I’m running a DGX Spark with a GB10 GPU (128GB VRAM).

Inside the AI Workbench environment, nvidia-smi shows:

  • FB Memory Usage: N/A
  • Total/Used/Reserved memory: N/A
  • MIG Mode: N/A
  • Effective VRAM only ~56GB
  • vLLM fails to start because it requires >100GB free memory

On the host machine (outside Workbench), the GPU shows the full 128GB normally.

This suggests that Workbench is using a virtual GPU (vGPU / SR-IOV) profile instead of giving full GPU passthrough.

Support asked me to post this question here.

How can I configure AI Workbench / DGX Spark to expose the full 128GB GPU memory to containers?

can you please post the docker command used to launch the ai workbench container?

Where to get the relevant instructions? thanks

Hi, can you provide a screenshot of your nvidia-smi output using AI Workbench? Due to the DGX Spark having unified memory, nvidia-smi cannot report on GPU memory usage so it is unclear what number you are seeing that only shows 56GB

Could you please simply tell me the correct command to see that the available is 128G? thanks.

It is unclear what you are seeing in the first place. nvidia-smi cannot show memory usage due to the unified memory architecture so we do not understand where you are seeing this 56GB number so we are asking for more details

This is invalid. I can run models using vLLM on docker with high-utilization. I suggest you start using llama.cpp over ollama, it’s much more performant.

Sample with vLLM: Running nvidia/Nemotron-Nano-VL-12B-V2-NVFP4-QAD on your spark

Performance numbers, using containers with high-utilization with 1 or 2 sparks:

@dzhao05 Are you still running into this issue? If so can you give more details?

### About this exercise
According to the forum thread, why can't nvidia-smi report GPU memory usage on the DGX Spark?

[Bounding box prediction data]

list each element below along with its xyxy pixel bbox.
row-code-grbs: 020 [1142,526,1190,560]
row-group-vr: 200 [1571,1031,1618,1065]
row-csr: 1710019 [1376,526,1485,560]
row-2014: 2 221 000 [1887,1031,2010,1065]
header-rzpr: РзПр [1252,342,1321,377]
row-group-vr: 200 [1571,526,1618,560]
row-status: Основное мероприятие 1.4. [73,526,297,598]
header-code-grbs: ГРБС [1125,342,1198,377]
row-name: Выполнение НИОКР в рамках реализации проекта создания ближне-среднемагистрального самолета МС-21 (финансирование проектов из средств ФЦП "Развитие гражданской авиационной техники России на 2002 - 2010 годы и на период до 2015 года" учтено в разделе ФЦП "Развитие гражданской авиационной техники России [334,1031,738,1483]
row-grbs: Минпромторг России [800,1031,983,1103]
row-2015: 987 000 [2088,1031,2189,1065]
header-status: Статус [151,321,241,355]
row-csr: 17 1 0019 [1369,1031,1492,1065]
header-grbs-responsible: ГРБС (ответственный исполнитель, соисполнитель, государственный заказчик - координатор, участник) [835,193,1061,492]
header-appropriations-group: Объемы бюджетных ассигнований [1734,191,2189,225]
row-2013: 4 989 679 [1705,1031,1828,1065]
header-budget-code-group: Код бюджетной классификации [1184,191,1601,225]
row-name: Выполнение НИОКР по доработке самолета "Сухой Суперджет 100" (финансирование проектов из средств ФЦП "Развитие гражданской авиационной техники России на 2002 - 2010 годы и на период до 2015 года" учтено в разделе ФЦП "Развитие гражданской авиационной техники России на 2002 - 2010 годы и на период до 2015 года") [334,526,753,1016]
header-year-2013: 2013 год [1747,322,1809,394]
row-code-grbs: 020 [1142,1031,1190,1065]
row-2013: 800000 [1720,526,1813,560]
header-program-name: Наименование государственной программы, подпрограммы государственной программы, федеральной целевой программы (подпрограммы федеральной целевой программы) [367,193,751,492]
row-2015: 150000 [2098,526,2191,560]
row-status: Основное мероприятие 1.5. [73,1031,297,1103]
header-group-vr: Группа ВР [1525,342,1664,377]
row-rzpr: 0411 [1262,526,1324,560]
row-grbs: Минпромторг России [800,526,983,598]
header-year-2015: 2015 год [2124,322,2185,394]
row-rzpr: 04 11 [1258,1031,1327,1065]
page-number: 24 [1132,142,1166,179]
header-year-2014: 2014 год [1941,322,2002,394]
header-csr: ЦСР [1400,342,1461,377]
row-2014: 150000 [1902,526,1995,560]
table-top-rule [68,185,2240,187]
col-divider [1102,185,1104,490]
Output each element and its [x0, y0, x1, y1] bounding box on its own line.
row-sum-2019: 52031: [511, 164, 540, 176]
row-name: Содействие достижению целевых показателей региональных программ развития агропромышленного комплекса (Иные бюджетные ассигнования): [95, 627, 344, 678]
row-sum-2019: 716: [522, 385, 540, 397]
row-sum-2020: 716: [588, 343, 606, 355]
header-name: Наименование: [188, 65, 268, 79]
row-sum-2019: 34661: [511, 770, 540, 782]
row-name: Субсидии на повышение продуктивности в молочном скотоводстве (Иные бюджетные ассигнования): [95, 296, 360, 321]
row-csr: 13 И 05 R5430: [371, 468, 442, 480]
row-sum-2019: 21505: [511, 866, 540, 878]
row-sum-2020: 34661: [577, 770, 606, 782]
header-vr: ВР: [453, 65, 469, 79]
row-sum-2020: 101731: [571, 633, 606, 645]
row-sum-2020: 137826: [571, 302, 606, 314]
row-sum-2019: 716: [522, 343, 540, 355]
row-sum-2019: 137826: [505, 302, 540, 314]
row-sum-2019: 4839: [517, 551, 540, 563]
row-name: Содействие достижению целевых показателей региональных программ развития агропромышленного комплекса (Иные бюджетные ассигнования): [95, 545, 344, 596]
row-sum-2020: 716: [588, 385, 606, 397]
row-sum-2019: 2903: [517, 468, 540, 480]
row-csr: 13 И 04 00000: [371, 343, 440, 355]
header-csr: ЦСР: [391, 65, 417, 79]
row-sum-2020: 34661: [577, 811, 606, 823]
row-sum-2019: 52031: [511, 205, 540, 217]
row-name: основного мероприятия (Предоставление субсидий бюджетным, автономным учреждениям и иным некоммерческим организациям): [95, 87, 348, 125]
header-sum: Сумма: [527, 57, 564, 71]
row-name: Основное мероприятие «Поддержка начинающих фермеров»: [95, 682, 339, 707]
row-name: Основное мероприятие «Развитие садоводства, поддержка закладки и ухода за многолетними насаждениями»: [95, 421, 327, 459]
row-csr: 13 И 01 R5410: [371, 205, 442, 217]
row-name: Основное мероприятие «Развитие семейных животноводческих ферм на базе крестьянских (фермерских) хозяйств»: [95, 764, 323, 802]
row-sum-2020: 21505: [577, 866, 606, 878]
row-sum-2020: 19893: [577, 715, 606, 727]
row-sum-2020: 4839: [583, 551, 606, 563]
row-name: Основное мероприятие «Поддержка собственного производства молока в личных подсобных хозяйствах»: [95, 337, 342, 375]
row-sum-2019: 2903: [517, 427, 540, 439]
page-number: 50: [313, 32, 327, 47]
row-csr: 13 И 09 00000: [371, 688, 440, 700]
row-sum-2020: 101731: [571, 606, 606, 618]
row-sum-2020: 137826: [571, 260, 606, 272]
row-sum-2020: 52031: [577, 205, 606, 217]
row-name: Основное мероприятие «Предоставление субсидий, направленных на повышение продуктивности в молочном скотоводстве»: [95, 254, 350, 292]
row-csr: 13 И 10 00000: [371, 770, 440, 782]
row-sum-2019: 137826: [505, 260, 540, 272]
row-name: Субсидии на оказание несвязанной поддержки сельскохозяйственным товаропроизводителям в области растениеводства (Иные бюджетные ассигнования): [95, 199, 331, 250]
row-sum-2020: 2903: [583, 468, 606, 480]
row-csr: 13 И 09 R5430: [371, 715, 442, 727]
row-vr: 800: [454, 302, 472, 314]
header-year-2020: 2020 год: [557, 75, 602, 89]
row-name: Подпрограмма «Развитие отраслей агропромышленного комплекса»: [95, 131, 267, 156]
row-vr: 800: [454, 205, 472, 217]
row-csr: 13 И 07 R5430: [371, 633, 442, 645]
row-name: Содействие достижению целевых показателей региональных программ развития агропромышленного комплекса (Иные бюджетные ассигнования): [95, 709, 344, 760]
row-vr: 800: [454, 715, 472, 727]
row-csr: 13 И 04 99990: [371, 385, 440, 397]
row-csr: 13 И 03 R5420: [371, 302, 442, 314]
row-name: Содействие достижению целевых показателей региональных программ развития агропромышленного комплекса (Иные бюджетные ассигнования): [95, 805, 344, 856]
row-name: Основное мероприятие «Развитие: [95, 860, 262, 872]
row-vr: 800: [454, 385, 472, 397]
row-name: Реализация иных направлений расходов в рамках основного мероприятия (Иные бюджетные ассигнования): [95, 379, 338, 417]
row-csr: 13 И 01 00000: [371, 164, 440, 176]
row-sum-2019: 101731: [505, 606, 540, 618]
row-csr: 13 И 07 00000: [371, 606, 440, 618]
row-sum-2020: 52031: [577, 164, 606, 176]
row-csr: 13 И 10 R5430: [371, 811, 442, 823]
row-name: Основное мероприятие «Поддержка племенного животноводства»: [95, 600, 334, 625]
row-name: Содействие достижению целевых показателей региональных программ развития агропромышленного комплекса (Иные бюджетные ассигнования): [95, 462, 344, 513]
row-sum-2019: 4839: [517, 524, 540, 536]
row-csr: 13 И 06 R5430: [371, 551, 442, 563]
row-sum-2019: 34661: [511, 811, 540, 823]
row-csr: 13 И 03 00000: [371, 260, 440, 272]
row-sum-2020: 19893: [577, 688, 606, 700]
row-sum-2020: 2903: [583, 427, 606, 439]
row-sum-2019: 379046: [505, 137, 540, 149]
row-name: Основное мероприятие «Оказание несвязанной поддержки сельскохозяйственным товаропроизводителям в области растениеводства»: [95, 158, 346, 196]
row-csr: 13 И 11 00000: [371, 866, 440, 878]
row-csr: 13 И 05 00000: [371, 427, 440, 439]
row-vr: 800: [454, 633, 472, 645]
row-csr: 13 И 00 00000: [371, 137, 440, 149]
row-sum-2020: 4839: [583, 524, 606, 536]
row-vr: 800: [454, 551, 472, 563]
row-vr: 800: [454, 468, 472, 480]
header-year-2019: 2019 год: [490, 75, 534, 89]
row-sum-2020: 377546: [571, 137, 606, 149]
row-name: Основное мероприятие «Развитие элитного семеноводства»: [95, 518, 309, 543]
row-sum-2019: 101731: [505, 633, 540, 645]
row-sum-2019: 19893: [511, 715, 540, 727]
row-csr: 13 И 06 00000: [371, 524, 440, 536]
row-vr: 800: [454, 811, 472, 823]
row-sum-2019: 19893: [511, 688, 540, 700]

### Your response
The DGX Spark uses a unified memory architecture, so nvidia-smi cannot report GPU memory usage. For this reason, the replies say it is unclear where the 56GB figure came from, and they ask for a screenshot and more details.